* EXERCISE BRIEF: Find every line in the records that holds the string "name". Copy each one.
+ + + + + + +
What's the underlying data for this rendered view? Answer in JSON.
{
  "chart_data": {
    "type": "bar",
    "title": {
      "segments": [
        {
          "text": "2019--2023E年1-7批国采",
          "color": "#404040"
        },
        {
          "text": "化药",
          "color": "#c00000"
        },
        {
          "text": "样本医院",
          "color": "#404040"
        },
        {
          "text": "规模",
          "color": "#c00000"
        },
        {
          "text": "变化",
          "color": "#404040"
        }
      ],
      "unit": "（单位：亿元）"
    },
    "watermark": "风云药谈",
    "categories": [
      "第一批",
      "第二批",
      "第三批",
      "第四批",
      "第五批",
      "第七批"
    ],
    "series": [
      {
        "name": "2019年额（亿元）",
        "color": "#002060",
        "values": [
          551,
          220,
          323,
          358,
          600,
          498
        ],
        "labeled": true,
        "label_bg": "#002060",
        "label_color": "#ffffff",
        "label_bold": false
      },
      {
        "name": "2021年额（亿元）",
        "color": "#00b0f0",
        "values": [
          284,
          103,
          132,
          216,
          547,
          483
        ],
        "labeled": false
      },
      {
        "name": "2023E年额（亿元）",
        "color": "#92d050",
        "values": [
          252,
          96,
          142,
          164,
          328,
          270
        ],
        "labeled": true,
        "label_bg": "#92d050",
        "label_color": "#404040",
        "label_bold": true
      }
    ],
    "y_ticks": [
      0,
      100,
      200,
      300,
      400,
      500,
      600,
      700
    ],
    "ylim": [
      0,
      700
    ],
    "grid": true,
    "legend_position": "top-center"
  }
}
+ + + + + + +
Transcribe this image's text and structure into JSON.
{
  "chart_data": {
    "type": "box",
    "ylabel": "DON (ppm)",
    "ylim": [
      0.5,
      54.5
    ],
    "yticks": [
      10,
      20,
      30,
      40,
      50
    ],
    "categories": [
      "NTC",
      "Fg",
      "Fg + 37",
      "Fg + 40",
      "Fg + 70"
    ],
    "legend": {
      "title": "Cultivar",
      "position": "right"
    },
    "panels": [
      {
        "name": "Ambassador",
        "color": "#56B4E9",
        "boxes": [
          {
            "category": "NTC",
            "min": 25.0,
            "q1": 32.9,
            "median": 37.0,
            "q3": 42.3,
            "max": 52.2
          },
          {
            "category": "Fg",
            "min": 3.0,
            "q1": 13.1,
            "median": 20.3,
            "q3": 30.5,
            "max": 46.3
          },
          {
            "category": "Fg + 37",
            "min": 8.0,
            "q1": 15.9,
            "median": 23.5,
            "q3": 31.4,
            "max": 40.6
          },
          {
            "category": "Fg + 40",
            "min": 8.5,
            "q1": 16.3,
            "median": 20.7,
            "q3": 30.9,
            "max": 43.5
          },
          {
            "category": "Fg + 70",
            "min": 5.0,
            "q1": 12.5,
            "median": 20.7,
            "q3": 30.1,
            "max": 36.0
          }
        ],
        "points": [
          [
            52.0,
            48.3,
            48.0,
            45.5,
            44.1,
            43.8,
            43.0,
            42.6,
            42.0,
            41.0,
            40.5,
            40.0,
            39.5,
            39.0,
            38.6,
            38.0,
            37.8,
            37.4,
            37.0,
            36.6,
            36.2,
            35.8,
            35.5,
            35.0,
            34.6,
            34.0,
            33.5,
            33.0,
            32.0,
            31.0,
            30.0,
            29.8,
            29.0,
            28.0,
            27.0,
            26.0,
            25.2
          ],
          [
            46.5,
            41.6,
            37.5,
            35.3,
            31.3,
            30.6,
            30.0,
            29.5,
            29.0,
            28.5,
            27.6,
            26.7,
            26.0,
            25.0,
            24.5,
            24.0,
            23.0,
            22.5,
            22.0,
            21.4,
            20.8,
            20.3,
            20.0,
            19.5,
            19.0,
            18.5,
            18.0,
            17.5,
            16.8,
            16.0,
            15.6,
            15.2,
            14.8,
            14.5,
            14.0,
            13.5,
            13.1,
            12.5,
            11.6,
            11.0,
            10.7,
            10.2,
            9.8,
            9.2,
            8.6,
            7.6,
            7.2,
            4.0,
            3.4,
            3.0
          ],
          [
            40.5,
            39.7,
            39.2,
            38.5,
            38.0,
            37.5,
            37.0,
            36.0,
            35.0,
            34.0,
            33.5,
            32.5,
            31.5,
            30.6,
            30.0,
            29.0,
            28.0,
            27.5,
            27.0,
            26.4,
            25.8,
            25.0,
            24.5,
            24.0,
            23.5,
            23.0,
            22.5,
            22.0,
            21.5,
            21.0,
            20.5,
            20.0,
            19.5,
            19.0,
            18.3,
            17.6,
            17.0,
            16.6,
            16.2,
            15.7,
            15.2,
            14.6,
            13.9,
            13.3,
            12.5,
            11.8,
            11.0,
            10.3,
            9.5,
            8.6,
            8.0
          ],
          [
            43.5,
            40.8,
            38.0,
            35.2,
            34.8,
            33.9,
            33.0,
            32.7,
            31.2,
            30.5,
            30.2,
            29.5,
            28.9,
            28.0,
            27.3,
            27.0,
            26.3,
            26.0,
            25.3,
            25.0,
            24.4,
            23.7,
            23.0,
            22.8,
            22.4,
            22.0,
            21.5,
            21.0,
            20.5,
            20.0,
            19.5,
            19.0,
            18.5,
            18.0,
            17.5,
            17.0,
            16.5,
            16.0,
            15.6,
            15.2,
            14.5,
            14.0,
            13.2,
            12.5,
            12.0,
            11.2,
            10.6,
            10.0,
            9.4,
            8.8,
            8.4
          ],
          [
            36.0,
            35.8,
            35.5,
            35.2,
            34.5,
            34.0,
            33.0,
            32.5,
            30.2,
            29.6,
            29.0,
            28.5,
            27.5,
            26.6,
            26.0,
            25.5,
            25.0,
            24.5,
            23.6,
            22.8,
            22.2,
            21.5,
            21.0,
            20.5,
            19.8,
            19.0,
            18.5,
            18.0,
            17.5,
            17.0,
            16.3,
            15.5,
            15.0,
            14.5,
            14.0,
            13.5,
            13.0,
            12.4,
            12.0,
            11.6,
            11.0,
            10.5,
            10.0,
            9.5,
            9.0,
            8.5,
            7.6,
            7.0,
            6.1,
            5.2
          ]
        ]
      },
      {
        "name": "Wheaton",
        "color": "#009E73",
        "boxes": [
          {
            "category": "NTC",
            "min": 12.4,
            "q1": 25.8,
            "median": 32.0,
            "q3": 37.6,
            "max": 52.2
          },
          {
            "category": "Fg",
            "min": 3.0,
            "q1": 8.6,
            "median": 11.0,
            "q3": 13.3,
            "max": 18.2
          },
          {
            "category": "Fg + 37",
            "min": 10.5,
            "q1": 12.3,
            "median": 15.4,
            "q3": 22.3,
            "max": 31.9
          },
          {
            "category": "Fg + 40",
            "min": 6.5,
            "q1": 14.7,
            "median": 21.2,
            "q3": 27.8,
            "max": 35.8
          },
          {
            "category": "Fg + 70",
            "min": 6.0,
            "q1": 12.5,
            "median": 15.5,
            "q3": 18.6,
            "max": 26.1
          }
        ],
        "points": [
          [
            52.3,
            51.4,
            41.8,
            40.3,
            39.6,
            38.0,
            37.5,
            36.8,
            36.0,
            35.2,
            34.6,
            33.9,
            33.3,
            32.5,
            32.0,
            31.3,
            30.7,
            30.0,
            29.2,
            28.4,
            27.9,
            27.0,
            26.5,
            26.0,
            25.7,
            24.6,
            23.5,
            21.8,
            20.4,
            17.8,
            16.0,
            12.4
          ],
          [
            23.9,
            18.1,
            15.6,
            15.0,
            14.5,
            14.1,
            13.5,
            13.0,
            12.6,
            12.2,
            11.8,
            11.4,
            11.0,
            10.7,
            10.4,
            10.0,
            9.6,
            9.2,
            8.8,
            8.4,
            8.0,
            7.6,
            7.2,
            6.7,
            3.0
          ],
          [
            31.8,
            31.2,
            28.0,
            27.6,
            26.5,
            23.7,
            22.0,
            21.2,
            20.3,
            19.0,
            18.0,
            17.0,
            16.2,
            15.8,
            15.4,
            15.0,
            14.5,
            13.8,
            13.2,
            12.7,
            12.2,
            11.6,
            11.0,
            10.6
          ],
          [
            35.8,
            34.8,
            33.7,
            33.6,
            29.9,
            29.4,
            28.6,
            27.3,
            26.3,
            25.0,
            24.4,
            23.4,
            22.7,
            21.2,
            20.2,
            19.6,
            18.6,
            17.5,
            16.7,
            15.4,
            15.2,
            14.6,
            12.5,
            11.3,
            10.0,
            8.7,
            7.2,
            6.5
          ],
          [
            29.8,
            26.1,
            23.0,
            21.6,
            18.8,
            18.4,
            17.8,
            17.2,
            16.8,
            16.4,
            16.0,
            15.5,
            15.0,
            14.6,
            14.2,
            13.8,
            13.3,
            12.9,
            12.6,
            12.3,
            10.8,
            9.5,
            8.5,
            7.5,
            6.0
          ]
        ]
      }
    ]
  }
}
+ + + + + + +
* OUTPUT BELOW:
        "name": "2019年额（亿元）",
        "name": "2021年额（亿元）",
        "name": "2023E年额（亿元）",
        "name": "Ambassador",
        "name": "Wheaton",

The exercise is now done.